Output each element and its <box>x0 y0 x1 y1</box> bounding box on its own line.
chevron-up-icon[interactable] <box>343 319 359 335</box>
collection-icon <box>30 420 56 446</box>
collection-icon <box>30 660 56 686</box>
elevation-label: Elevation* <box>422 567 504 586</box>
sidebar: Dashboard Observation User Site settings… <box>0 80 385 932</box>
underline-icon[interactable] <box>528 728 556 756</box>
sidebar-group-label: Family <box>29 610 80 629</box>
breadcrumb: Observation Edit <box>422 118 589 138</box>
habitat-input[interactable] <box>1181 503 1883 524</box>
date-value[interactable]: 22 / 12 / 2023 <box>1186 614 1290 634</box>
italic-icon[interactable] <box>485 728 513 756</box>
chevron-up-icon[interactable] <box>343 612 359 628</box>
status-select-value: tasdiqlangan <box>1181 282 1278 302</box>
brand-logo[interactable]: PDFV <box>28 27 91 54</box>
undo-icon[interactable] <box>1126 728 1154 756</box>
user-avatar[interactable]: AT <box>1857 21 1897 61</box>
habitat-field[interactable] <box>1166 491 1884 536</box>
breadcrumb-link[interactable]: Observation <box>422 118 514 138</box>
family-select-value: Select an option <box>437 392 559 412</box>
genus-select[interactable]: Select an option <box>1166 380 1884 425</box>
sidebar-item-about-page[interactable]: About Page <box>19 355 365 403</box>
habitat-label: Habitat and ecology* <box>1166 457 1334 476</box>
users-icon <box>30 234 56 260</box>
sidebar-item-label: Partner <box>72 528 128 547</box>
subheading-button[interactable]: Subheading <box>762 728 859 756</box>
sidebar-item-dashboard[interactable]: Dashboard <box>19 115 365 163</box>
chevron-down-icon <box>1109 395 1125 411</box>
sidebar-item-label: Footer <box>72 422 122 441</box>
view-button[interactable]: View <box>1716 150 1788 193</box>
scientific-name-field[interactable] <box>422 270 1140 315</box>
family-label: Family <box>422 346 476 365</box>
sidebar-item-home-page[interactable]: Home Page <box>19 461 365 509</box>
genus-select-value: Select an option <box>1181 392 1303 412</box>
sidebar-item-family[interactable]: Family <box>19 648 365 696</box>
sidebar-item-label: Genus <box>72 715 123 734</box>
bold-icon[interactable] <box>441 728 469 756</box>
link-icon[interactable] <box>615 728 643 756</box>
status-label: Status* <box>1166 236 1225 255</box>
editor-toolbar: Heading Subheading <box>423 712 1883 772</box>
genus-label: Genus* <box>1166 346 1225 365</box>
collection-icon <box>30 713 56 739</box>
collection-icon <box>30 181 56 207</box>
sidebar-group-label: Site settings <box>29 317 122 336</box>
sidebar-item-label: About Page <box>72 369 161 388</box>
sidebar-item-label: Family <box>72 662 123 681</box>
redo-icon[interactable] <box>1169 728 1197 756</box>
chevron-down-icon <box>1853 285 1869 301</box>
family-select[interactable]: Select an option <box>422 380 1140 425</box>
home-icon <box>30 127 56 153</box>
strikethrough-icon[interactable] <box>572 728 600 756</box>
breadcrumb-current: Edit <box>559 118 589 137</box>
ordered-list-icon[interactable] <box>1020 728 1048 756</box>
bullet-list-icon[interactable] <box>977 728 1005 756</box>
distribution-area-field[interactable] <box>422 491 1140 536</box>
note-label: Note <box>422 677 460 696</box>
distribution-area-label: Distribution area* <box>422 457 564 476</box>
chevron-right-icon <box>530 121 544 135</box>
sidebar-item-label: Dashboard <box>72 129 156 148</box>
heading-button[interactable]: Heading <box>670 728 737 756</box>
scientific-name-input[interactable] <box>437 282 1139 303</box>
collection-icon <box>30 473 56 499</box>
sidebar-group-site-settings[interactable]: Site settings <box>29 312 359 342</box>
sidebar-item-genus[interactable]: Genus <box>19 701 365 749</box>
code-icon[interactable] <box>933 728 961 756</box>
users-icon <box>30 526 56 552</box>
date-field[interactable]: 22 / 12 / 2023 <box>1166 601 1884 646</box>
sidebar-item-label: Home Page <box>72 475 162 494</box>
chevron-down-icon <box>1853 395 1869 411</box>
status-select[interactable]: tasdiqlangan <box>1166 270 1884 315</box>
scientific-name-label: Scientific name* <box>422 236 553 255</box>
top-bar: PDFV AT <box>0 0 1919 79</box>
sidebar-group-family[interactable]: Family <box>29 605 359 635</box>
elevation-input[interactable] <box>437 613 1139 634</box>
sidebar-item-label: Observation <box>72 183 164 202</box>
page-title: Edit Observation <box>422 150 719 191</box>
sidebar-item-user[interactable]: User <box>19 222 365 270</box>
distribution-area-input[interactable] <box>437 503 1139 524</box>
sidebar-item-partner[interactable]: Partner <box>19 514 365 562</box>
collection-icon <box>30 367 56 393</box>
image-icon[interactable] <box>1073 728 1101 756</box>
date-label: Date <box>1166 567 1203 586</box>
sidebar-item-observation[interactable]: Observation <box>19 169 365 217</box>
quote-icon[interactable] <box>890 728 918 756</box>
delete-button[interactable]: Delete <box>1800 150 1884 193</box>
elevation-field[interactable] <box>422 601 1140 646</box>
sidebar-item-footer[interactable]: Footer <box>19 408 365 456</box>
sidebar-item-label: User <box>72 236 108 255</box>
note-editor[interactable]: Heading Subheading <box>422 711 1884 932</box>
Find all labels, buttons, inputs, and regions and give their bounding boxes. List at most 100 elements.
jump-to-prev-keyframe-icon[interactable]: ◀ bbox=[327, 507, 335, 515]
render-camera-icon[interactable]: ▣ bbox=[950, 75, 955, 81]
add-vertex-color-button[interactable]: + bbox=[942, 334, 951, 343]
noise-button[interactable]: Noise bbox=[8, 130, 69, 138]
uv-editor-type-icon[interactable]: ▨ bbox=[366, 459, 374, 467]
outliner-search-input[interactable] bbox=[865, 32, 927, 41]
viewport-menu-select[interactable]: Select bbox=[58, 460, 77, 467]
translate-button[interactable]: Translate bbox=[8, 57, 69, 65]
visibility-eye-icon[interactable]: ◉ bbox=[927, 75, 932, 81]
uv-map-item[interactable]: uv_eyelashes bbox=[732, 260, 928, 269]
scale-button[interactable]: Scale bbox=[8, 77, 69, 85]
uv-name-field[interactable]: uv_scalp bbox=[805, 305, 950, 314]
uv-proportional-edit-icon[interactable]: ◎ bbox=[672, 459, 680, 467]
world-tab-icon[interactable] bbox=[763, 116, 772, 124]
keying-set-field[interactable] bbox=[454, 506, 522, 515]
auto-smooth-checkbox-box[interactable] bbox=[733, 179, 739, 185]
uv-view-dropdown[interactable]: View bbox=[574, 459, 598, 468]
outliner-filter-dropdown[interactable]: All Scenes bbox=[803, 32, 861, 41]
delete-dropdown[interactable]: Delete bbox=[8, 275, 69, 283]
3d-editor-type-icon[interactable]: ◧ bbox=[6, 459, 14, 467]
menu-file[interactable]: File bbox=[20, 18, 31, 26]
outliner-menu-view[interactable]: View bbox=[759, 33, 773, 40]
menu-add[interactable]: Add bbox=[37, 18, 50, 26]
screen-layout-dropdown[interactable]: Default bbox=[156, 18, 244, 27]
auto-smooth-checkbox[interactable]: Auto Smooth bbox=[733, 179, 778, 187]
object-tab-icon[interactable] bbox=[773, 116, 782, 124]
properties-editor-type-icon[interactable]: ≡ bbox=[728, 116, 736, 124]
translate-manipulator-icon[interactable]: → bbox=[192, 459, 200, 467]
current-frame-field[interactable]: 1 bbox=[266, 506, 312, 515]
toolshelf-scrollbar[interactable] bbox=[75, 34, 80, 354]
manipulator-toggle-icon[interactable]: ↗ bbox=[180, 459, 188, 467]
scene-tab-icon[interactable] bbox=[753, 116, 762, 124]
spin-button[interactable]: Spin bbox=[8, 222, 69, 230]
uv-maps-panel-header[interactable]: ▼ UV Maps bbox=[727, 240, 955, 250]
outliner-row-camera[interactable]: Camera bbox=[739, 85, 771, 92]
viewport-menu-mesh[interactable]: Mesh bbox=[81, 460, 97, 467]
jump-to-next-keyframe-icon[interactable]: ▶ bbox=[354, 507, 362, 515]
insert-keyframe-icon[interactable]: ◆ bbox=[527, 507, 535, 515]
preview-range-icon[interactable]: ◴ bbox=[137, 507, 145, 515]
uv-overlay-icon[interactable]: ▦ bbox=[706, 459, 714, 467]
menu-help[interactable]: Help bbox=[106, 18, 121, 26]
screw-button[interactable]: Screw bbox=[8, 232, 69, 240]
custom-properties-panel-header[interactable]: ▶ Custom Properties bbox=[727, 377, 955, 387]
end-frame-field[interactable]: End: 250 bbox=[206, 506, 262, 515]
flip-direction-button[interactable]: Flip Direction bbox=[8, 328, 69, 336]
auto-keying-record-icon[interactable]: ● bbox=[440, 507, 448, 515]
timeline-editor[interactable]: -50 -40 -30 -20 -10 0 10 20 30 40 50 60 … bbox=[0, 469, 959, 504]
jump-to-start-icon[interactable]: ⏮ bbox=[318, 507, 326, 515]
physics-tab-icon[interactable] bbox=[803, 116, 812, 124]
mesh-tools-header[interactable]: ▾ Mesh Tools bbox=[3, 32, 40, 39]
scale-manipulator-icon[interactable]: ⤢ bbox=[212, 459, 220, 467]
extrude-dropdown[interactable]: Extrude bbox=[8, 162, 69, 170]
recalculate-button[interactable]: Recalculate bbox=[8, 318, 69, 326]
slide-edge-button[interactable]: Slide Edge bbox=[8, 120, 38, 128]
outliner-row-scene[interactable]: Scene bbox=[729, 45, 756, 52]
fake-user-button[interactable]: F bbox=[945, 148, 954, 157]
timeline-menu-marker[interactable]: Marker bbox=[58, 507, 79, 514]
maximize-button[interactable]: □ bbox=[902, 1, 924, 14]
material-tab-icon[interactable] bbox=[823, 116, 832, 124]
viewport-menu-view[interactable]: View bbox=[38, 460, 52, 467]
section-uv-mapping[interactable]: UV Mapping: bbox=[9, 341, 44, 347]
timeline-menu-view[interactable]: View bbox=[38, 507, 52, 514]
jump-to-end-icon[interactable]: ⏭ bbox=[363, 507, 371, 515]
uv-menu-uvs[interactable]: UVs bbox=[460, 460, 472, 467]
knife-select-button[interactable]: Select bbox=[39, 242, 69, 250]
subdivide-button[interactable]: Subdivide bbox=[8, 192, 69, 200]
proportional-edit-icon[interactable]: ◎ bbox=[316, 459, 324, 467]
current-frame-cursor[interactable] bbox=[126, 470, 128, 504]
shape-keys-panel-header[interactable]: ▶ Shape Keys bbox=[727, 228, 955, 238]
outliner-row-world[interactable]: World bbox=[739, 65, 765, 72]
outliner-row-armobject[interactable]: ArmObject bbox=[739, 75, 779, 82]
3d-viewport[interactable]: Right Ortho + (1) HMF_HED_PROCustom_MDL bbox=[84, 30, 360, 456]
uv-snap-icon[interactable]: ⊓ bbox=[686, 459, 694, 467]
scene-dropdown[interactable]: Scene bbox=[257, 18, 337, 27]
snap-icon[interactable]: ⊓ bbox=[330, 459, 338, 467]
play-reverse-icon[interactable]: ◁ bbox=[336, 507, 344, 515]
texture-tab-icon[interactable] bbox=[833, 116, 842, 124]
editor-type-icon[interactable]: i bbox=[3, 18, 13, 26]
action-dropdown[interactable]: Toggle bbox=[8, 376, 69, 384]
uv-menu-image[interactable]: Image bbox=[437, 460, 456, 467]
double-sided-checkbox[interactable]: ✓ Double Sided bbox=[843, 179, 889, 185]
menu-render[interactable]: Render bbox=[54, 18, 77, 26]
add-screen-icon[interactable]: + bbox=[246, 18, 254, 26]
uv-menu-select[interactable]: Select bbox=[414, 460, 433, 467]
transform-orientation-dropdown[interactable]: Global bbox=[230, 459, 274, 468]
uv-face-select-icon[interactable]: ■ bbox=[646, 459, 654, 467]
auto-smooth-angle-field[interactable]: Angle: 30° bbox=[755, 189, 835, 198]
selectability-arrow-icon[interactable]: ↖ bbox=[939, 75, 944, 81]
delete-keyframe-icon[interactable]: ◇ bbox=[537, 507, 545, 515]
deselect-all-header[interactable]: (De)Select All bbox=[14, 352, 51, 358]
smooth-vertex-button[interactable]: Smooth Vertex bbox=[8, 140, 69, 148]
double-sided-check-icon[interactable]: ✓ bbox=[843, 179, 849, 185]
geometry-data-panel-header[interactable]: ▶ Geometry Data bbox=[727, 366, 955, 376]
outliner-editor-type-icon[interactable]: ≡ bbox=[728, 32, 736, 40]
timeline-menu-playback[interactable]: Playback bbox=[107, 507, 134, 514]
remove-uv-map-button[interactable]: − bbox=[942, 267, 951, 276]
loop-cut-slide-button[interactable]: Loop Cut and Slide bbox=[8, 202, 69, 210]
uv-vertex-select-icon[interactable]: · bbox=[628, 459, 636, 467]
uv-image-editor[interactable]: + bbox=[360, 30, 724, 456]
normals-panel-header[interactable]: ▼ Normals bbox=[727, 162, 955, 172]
________________
The request -
Can you rewrite the entries from the start through the line with "sidebar-group-label: Family <box>29", changing "collection-icon" to "folder-icon" and leaving everything else as it is?

Full output -
Output each element and its <box>x0 y0 x1 y1</box> bounding box on its own line.
chevron-up-icon[interactable] <box>343 319 359 335</box>
folder-icon <box>30 420 56 446</box>
folder-icon <box>30 660 56 686</box>
elevation-label: Elevation* <box>422 567 504 586</box>
sidebar: Dashboard Observation User Site settings… <box>0 80 385 932</box>
underline-icon[interactable] <box>528 728 556 756</box>
sidebar-group-label: Family <box>29 610 80 629</box>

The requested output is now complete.